> _Instruction_
Filter the entries that follow, copying every line in which the word "image" appears.

> _Data provided_
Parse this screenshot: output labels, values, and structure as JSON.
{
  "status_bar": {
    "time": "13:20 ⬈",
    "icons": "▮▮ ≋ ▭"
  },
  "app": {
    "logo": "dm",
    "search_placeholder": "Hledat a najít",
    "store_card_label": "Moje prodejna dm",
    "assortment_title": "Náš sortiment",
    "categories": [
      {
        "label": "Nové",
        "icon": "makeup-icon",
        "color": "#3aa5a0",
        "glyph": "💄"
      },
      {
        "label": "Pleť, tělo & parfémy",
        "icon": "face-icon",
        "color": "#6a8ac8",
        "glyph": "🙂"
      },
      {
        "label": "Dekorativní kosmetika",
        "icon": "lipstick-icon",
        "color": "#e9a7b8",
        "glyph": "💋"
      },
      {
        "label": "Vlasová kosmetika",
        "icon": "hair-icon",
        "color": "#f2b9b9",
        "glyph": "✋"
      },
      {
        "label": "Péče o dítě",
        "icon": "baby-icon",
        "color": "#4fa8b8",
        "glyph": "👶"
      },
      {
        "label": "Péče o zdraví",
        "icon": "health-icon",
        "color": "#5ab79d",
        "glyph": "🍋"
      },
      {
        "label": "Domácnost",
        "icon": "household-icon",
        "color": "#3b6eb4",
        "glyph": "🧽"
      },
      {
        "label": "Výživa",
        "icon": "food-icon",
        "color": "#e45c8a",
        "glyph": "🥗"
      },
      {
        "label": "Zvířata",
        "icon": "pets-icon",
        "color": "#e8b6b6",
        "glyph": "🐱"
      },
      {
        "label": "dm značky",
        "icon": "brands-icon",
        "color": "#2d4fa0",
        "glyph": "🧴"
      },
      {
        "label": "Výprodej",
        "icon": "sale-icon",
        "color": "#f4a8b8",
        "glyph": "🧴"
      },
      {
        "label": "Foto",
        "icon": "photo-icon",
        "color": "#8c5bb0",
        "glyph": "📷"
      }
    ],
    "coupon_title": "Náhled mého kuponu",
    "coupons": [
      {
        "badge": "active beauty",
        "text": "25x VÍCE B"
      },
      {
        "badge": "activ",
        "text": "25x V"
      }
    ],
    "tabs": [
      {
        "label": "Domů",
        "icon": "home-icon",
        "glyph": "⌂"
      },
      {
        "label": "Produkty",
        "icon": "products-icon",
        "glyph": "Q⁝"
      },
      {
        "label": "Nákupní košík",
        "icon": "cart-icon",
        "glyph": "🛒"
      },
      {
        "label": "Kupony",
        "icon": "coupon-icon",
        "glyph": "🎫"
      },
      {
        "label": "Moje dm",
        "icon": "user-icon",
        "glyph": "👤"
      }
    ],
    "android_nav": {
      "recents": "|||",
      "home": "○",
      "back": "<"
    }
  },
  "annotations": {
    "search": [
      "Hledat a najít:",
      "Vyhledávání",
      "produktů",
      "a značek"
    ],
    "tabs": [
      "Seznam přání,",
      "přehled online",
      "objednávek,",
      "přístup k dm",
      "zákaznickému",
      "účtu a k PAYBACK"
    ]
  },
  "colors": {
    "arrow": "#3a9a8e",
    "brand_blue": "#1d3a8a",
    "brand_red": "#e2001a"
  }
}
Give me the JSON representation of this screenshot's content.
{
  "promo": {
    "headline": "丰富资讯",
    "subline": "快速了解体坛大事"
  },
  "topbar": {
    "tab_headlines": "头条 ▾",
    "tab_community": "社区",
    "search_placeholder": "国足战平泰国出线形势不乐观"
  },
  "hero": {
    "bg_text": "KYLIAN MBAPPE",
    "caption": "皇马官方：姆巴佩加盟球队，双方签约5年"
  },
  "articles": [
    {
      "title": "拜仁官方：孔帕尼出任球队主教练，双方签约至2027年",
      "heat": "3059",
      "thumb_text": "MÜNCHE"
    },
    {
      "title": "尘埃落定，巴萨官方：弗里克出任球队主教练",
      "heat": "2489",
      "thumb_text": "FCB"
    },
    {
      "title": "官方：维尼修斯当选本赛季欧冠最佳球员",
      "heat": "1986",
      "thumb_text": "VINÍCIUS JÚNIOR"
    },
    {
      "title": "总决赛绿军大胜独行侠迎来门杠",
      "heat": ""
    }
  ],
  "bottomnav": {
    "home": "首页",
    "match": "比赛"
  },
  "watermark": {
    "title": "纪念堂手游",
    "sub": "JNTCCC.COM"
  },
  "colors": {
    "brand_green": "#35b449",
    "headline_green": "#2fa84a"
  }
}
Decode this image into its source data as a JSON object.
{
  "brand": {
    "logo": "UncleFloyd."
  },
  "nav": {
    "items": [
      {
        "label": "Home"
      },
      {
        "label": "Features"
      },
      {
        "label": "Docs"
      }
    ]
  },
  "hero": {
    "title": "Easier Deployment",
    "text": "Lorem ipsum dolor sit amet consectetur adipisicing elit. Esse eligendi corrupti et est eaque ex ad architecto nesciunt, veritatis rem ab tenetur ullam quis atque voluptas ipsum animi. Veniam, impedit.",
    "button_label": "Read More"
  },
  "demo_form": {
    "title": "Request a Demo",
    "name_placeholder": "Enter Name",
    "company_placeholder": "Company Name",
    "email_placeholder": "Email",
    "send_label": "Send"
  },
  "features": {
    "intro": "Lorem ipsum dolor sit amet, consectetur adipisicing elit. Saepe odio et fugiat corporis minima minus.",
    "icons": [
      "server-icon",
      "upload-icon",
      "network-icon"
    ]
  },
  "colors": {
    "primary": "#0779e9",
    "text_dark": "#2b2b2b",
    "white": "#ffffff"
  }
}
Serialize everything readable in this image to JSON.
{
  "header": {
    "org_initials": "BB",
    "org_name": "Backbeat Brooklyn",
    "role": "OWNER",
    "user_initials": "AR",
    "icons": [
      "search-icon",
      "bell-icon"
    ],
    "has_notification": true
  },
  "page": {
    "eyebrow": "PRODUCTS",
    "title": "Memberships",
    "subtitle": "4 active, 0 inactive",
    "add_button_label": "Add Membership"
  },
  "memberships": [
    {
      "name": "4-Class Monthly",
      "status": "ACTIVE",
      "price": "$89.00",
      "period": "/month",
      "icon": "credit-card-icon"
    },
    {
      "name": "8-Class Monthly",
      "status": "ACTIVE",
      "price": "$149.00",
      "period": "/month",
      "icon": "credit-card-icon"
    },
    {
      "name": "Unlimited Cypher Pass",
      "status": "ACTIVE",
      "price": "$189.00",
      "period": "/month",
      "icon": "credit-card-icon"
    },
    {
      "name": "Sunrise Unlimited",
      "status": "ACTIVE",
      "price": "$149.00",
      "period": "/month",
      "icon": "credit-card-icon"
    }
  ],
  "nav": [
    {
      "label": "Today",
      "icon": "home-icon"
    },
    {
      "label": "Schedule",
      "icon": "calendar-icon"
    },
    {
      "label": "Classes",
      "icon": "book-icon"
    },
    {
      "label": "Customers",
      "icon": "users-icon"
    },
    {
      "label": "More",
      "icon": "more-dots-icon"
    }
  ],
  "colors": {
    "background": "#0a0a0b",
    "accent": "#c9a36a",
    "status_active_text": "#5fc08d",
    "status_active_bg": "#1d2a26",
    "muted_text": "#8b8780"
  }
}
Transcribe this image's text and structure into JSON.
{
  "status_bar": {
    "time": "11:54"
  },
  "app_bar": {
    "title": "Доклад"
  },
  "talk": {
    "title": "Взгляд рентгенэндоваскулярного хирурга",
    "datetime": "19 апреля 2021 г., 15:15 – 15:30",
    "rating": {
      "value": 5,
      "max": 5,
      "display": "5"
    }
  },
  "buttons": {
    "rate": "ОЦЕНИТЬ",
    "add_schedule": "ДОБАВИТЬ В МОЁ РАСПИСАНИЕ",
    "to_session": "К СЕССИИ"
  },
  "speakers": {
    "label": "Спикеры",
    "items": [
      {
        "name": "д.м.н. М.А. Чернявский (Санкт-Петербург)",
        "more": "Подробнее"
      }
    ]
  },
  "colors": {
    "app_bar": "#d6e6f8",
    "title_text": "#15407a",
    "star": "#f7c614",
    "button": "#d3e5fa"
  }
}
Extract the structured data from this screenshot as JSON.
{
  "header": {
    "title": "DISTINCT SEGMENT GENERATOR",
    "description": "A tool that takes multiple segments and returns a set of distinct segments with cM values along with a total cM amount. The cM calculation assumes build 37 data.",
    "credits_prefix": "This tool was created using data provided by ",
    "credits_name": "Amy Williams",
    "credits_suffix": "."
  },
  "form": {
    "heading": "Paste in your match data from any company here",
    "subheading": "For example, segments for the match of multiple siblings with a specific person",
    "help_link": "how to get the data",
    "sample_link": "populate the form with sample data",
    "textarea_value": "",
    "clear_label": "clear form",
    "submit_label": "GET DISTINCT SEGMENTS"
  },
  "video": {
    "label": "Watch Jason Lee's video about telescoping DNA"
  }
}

> _Output for this exercise_
Decode this image into its source data as a JSON object.
Serialize everything readable in this image to JSON.
Transcribe this image's text and structure into JSON.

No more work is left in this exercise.